# Data for this exercise
◇ ◇ ◇ ◇ ◇

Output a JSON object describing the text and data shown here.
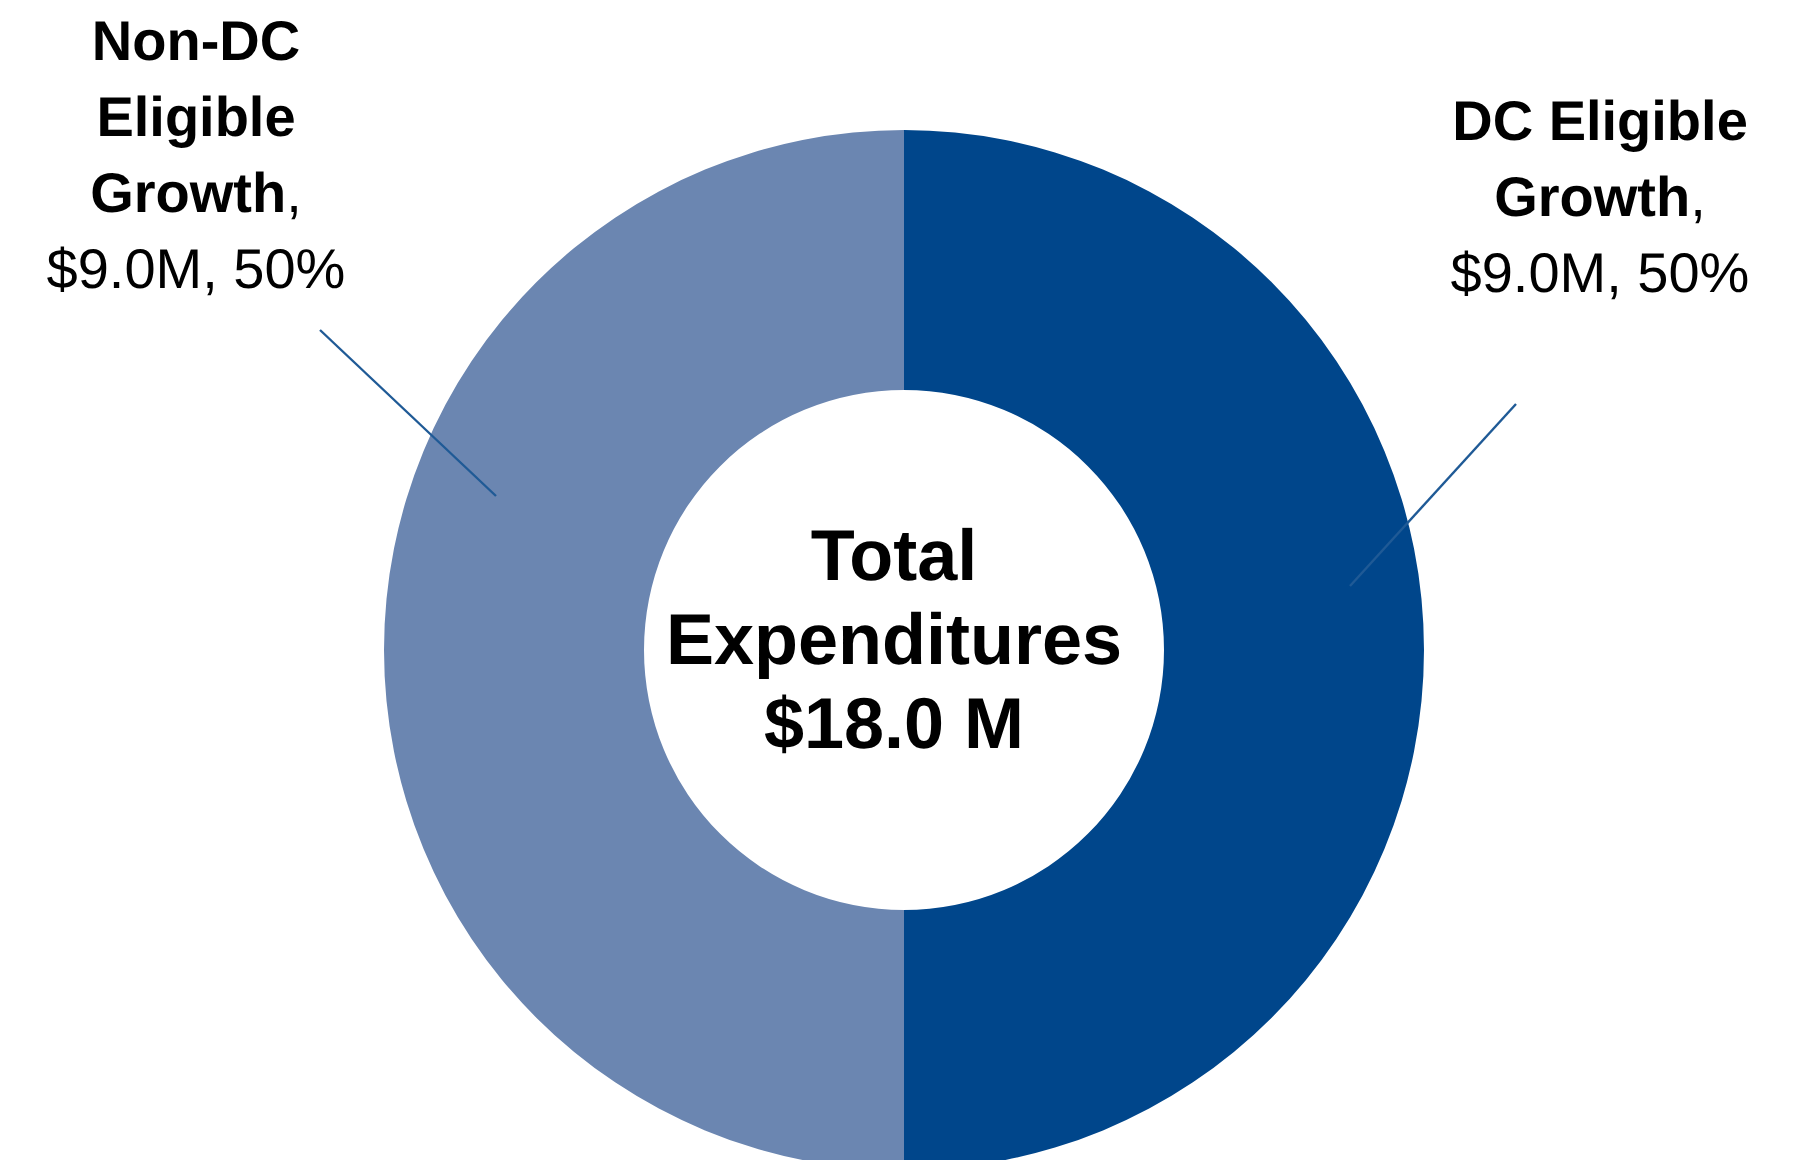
{
  "chart_data": {
    "type": "donut",
    "categories": [
      "DC Eligible Growth",
      "Non-DC Eligible Growth"
    ],
    "values": [
      50,
      50
    ],
    "value_labels": [
      ", $9.0M, 50%",
      ", $9.0M, 50%"
    ],
    "colors": [
      "#00468b",
      "#6b86b1"
    ],
    "annotations": [
      "Total Expenditures $18.0 M"
    ],
    "legend": false
  }
}
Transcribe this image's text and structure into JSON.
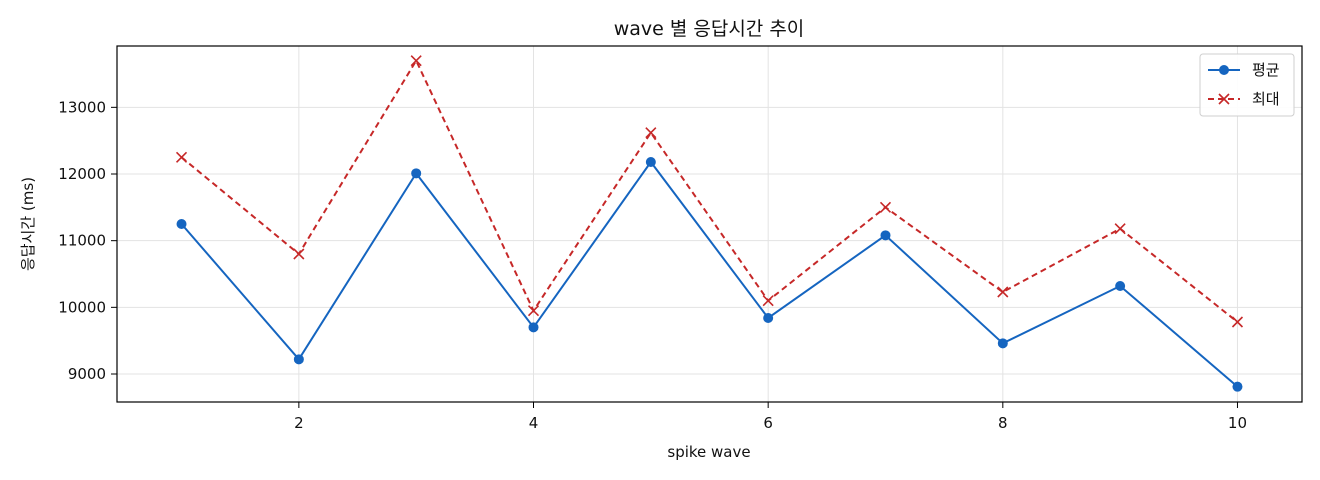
{
  "chart_data": {
    "type": "line",
    "title": "wave 별 응답시간 추이",
    "xlabel": "spike wave",
    "ylabel": "응답시간 (ms)",
    "x": [
      1,
      2,
      3,
      4,
      5,
      6,
      7,
      8,
      9,
      10
    ],
    "xticks": [
      2,
      4,
      6,
      8,
      10
    ],
    "yticks": [
      9000,
      10000,
      11000,
      12000,
      13000
    ],
    "xlim": [
      0.45,
      10.55
    ],
    "ylim": [
      8580,
      13920
    ],
    "grid": true,
    "legend_position": "top-right",
    "series": [
      {
        "name": "평균",
        "color": "#1565c0",
        "line_style": "solid",
        "marker": "circle",
        "values": [
          11250,
          9220,
          12010,
          9700,
          12180,
          9840,
          11080,
          9460,
          10320,
          8810
        ]
      },
      {
        "name": "최대",
        "color": "#c62828",
        "line_style": "dashed",
        "marker": "x",
        "values": [
          12250,
          10800,
          13700,
          9950,
          12620,
          10100,
          11500,
          10230,
          11180,
          9780
        ]
      }
    ]
  }
}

◇ ◇ ◇ ◇ ◇

# Exercise description
Leave out every picture, and copy exactly the lines from the line that contains "Transcribe this image's" through the end of the material.

# Output of the task
Transcribe this image's text and structure into JSON.
{
  "chart_data": {
    "type": "line",
    "title": "wave 별 응답시간 추이",
    "xlabel": "spike wave",
    "ylabel": "응답시간 (ms)",
    "x": [
      1,
      2,
      3,
      4,
      5,
      6,
      7,
      8,
      9,
      10
    ],
    "xticks": [
      2,
      4,
      6,
      8,
      10
    ],
    "yticks": [
      9000,
      10000,
      11000,
      12000,
      13000
    ],
    "xlim": [
      0.45,
      10.55
    ],
    "ylim": [
      8580,
      13920
    ],
    "grid": true,
    "legend_position": "top-right",
    "series": [
      {
        "name": "평균",
        "color": "#1565c0",
        "line_style": "solid",
        "marker": "circle",
        "values": [
          11250,
          9220,
          12010,
          9700,
          12180,
          9840,
          11080,
          9460,
          10320,
          8810
        ]
      },
      {
        "name": "최대",
        "color": "#c62828",
        "line_style": "dashed",
        "marker": "x",
        "values": [
          12250,
          10800,
          13700,
          9950,
          12620,
          10100,
          11500,
          10230,
          11180,
          9780
        ]
      }
    ]
  }
}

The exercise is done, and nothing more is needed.